▸ Udostępniony fragment:

10/03/2022
Odmowa w treningu kooperacyjnym
Szkoląc psa zazwyczaj uczymy go komendy zwalniającej, po której pies może przerwać aktualnie wykonywane polecenie. W treningu kooperacyjnym sprawa ma się odrobinę inaczej i dlatego właśnie raczej nie używamy komend. Nie chcemy, żeby pies miał opory i odczuwał konflikt wewnętrzny przy odmowie, żeby zastanawiał się czy może zerwać pozycję i czy przez to nie będzie stratny. W pewnym momencie miałam obawy, że przecież nagradzając odmowę pies nauczy się, że to się opłaca i wcale nie będzie chciał się zgadzać... ale w rzeczywistości jest inaczej. Ten wybór, który ma pies sprawia, że pozwala nam na więcej, chce się angażować bardziej i z większym entuzjazmem.
Gdy pytamy musimy się niestety liczyć też z odpowiedzią „nie” i to jest chyba największy zarzut do treningu kooperacyjnego – że nie zawsze zadziała, że nie da nam pewności, że coś uda się zrobić. Bardzo wiele zależy od różnych czynników, czasem z pozoru mało istotnych jak np. nasz stres, atmosfera w domu/przychodni, trudne spotkanie z innym psem, gorszy dzień naszego psa i np. nie pobierzemy krwi... Ale to wcale nie znaczy, że po przerwie pies nie zgodzi nam się na tę samą czynność z ochotą.
Danie psu poczucia wyboru - to jest cała istota tego treningu, to co robi różnice, taka supermoc - więc odmowa jest nagradzana tak jak i pozostanie w zgodzie. W pewnym momencie treningu na pewno się „NIE” pojawi (bo jest trudny i na pewno w końcu dojdziemy do granicy psa), ALE my wcale nie chcemy jej oglądać, to nie może być stały elementy treningu, ona ma być dla nas sygnałem, że jest za trudno, za dużo, za bardzo.

▸ Zadania:
• A. Przepisz dosłownie fragment tekstu o odmowie w treningu kooperacyjnym, zaczynając od słów „Gdy pytamy musimy” i kończąc na słowach „czynność z ochotą.” włącznie.
• B. Odpowiedz na podstawie tekstu o odmowie w treningu kooperacyjnym:
(i) Jakiej komendy zazwyczaj uczymy psa podczas szkolenia?
(ii) Co jest chyba największym zarzutem wobec treningu kooperacyjnego?
(iii) Czego sygnałem ma być dla nas odmowa psa?
Rekordy umieszczone dalej to materiał niezależny od tekstu.

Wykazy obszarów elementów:
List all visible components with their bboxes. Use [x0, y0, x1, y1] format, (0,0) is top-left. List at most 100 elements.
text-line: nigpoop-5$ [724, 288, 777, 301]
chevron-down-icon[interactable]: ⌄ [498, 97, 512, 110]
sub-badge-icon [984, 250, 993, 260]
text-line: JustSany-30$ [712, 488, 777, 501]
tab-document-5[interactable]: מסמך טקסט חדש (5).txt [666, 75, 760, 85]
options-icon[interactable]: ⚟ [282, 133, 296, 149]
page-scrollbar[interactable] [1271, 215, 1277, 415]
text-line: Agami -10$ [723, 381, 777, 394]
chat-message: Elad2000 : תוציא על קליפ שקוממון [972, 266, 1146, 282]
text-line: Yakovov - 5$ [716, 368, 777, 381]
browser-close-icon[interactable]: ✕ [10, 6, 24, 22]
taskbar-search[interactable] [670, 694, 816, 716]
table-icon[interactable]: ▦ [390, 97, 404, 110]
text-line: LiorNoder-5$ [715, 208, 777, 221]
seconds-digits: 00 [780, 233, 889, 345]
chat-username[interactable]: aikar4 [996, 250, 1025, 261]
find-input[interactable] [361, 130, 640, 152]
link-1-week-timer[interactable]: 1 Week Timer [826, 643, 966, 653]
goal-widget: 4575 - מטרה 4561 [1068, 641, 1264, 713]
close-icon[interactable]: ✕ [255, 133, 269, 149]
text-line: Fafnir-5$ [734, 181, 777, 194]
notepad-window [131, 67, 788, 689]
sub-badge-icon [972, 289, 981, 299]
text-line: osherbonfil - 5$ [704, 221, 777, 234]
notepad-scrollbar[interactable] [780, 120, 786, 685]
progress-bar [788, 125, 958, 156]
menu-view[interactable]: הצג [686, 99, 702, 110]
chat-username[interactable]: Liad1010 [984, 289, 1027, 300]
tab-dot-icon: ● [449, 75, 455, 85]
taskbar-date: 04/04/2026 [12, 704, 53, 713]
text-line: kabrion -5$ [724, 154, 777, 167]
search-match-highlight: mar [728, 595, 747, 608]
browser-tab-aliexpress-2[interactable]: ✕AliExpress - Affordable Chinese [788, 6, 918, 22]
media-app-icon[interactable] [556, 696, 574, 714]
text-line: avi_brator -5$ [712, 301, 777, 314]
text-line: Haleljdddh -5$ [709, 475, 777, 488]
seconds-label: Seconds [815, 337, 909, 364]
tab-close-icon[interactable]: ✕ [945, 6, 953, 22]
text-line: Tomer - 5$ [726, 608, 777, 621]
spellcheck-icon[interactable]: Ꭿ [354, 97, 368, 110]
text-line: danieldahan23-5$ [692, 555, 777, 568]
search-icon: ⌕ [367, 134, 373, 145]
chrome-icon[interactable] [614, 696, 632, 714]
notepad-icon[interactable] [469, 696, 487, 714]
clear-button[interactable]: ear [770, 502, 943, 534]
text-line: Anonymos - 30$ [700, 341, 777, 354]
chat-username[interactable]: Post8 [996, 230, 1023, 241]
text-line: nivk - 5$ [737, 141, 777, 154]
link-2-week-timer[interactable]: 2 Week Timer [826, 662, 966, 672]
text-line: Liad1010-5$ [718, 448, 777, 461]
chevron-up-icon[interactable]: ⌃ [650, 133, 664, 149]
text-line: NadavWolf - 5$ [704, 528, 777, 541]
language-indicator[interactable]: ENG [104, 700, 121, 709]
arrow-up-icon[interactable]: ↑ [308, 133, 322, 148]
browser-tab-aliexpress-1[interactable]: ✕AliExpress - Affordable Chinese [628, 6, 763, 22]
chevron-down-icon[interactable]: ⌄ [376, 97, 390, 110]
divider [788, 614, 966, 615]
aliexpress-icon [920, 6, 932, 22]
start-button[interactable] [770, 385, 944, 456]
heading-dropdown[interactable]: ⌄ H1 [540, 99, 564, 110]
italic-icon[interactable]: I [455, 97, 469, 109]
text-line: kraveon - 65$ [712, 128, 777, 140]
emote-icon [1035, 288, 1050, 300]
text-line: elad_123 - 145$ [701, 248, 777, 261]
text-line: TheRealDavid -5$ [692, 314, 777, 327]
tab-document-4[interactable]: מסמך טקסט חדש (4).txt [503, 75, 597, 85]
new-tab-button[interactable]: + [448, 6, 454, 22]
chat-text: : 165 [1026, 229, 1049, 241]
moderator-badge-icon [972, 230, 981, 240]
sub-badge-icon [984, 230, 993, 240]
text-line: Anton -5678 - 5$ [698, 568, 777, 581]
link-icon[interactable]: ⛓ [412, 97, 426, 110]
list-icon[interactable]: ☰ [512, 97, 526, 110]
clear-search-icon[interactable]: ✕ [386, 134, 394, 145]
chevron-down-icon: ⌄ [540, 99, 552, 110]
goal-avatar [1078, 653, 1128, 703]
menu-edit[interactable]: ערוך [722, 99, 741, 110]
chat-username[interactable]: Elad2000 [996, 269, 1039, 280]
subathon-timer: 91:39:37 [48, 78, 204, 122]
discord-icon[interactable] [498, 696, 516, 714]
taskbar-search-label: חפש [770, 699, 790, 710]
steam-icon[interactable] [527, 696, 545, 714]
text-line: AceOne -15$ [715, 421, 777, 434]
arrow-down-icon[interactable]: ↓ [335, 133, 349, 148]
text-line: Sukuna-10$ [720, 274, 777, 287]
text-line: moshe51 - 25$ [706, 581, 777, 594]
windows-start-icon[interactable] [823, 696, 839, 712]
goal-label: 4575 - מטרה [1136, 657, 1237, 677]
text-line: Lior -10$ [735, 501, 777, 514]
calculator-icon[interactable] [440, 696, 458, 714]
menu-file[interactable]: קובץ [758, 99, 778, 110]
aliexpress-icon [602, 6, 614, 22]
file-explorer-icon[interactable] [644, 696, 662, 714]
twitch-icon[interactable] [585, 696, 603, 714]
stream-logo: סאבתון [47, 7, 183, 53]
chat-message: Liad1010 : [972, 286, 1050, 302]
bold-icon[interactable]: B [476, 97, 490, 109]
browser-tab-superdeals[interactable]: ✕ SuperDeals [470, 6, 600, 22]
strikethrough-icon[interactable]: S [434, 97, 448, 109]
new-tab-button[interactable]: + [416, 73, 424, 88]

▸ Odpowiedzi po kolei:
• A.
Gdy pytamy musimy się niestety liczyć też z odpowiedzią „nie” i to jest chyba największy zarzut do treningu kooperacyjnego – że nie zawsze zadziała, że nie da nam pewności, że coś uda się zrobić. Bardzo wiele zależy od różnych czynników, czasem z pozoru mało istotnych jak np. nasz stres, atmosfera w domu/przychodni, trudne spotkanie z innym psem, gorszy dzień naszego psa i np. nie pobierzemy krwi... Ale to wcale nie znaczy, że po przerwie pies nie zgodzi nam się na tę samą czynność z ochotą.

• B.
(i) Komendy zwalniającej, po której pies może przerwać wykonywane polecenie.
(ii) To, że nie zawsze zadziała i nie da nam pewności, że coś uda się zrobić.
(iii) Tego, że jest za trudno, za dużo, za bardzo.